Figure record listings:
•••••
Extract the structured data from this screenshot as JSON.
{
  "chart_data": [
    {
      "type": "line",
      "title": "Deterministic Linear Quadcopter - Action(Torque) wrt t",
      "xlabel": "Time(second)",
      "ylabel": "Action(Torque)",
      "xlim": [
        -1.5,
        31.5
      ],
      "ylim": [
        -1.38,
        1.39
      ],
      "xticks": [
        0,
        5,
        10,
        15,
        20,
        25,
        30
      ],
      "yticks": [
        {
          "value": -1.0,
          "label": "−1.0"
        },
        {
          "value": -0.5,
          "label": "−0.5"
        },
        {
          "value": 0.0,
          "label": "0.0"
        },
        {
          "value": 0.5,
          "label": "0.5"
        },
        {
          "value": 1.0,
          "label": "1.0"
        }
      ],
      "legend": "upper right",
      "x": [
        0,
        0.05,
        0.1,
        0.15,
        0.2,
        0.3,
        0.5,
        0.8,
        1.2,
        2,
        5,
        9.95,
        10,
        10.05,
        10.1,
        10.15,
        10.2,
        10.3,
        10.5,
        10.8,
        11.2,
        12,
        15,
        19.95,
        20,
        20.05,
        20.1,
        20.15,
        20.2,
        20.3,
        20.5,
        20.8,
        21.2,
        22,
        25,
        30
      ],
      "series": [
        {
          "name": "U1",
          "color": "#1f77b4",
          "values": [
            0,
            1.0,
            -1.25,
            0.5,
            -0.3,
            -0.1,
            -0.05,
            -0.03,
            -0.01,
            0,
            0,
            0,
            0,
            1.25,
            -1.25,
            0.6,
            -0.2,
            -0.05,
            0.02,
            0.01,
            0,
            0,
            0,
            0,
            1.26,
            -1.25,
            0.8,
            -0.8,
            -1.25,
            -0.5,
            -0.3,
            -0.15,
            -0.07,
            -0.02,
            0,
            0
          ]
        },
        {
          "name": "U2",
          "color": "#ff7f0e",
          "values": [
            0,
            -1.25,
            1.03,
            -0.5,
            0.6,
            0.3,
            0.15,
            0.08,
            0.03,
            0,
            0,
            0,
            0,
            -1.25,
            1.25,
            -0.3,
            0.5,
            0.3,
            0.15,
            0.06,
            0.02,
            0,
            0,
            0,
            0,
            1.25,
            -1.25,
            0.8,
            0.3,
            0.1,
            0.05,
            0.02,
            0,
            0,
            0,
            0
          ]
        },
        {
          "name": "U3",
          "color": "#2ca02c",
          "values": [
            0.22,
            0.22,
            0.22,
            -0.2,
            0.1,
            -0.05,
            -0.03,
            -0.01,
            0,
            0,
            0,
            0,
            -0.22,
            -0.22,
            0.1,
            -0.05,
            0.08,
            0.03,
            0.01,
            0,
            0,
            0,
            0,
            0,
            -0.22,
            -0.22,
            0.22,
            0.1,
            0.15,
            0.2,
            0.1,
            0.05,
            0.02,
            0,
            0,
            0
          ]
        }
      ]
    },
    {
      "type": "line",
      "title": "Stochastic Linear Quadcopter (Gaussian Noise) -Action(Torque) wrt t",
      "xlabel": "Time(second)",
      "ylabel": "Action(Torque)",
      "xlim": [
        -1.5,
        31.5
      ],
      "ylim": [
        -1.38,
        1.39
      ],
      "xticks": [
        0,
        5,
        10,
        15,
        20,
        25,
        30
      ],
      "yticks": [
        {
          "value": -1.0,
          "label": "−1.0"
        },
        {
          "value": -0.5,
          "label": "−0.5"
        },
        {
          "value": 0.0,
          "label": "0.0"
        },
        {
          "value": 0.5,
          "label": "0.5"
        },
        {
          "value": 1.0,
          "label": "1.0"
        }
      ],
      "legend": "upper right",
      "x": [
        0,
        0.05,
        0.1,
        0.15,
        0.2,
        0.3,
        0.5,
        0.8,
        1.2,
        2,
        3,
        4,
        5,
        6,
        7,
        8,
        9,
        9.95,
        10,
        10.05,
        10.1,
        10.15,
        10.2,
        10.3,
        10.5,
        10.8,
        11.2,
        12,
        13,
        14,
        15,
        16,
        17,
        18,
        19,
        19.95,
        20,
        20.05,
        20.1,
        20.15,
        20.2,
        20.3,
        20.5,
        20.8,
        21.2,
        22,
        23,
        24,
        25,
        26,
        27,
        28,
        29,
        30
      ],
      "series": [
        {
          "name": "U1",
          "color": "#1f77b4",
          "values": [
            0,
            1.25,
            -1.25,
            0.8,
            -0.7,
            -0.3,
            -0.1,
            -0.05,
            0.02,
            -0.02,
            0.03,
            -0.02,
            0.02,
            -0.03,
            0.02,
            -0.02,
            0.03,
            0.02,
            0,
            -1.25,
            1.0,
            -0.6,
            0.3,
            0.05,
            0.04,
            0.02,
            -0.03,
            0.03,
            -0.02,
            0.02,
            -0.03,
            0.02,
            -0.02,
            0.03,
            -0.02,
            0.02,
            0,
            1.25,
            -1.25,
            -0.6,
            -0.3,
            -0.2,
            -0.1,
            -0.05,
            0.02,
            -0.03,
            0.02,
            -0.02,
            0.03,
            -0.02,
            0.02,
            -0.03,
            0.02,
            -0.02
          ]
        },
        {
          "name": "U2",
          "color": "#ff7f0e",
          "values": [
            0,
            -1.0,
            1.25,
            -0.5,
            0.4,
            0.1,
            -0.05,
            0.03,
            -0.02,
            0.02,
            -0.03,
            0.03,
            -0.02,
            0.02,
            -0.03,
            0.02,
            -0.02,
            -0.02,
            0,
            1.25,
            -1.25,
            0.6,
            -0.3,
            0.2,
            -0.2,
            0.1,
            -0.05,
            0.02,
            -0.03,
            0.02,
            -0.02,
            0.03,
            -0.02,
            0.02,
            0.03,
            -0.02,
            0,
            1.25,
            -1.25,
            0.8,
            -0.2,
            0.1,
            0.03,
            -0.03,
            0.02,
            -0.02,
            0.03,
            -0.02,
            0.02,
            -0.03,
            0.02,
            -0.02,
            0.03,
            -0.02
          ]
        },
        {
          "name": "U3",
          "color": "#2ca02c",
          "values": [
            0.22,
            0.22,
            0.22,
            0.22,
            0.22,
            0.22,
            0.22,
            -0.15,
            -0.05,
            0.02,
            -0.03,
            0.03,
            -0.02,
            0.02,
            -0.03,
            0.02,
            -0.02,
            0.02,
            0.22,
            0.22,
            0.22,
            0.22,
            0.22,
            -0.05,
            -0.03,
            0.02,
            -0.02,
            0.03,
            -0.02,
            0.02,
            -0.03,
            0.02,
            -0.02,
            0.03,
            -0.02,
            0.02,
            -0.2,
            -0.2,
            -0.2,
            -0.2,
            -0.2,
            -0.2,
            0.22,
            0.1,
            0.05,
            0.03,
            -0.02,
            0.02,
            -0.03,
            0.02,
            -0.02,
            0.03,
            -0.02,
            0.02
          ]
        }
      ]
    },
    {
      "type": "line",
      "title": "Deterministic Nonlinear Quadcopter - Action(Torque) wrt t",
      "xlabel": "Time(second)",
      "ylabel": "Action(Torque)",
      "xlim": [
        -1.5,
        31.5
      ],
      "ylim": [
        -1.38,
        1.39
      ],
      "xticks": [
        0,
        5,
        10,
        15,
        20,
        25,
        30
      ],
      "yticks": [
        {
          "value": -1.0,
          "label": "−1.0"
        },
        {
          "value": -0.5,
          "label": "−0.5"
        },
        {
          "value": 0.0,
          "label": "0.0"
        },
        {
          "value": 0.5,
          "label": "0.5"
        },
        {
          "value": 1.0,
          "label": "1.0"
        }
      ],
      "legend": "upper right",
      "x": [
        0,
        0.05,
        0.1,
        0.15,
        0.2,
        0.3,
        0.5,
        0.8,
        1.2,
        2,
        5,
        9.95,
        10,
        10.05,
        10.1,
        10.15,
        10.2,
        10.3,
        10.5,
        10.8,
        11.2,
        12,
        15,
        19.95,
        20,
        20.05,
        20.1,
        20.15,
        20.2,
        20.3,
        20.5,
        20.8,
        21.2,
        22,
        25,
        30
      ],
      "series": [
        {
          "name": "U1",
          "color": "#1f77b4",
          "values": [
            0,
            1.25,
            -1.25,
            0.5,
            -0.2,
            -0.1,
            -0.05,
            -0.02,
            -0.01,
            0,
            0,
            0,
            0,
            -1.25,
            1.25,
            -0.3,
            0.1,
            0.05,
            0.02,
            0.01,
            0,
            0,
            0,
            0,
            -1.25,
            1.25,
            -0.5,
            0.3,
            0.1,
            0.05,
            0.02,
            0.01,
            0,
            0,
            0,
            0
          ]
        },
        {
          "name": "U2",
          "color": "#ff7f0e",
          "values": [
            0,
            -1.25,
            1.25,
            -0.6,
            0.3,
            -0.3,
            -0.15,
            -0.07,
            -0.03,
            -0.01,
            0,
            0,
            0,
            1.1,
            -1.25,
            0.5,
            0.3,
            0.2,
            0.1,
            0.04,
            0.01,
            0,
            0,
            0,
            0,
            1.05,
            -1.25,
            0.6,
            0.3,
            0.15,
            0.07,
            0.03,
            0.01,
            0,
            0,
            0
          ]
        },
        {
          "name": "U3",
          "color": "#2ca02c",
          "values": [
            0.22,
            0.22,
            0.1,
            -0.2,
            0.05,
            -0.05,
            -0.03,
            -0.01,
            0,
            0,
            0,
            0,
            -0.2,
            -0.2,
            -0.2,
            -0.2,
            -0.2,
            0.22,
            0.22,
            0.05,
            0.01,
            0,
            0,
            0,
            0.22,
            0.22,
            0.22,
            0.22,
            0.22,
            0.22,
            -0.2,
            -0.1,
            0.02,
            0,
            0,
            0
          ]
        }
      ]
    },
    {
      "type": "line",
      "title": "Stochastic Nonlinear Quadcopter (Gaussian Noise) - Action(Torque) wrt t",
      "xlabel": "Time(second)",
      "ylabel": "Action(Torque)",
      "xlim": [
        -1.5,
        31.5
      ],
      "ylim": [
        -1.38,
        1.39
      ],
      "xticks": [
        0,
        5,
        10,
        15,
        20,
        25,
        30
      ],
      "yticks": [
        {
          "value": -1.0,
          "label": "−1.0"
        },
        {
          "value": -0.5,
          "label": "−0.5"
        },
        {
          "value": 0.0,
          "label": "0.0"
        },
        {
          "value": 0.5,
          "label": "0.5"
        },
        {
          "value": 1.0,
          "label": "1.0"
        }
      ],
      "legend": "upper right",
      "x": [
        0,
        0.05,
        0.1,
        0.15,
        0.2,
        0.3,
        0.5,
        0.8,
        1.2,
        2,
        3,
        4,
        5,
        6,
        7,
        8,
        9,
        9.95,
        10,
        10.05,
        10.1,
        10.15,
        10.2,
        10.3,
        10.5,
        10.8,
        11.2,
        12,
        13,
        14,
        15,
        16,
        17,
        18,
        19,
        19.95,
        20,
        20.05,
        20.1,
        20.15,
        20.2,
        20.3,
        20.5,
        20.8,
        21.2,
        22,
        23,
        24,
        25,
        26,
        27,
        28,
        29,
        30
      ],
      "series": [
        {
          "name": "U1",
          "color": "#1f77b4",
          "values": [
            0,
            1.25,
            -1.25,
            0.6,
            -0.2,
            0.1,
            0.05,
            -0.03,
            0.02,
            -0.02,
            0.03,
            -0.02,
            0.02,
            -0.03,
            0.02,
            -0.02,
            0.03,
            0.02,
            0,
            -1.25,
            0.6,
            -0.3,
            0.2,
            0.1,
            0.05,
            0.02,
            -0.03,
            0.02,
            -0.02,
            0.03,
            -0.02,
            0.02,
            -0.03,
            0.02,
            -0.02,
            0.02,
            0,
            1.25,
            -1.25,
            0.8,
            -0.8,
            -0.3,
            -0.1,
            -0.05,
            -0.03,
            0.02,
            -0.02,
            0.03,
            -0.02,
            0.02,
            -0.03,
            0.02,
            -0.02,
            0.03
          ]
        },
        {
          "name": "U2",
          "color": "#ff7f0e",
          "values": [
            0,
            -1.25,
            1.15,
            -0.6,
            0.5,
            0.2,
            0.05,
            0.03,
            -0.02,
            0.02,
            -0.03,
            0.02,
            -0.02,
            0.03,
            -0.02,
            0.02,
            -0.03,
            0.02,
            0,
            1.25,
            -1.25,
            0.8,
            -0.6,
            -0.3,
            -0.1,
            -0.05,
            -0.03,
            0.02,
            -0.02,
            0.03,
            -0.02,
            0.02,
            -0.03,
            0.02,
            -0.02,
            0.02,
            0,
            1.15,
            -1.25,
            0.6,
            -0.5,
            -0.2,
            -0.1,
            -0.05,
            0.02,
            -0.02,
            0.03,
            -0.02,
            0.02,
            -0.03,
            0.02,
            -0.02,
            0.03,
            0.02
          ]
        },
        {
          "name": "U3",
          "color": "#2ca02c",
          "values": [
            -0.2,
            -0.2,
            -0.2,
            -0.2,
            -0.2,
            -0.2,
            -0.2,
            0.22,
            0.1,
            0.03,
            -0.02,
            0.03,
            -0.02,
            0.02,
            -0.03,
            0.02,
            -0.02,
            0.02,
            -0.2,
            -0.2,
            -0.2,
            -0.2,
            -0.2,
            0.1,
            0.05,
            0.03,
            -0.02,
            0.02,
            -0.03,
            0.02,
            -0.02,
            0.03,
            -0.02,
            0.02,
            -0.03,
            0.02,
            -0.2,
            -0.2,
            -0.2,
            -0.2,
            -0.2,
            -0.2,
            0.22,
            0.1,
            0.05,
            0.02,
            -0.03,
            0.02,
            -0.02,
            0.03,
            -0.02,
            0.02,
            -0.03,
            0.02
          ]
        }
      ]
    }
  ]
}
•••••
Write out each line of the data that holds the string "Stochastic".

      "title": "Stochastic Linear Quadcopter (Gaussian Noise) -Action(Torque) wrt t",
      "title": "Stochastic Nonlinear Quadcopter (Gaussian Noise) - Action(Torque) wrt t",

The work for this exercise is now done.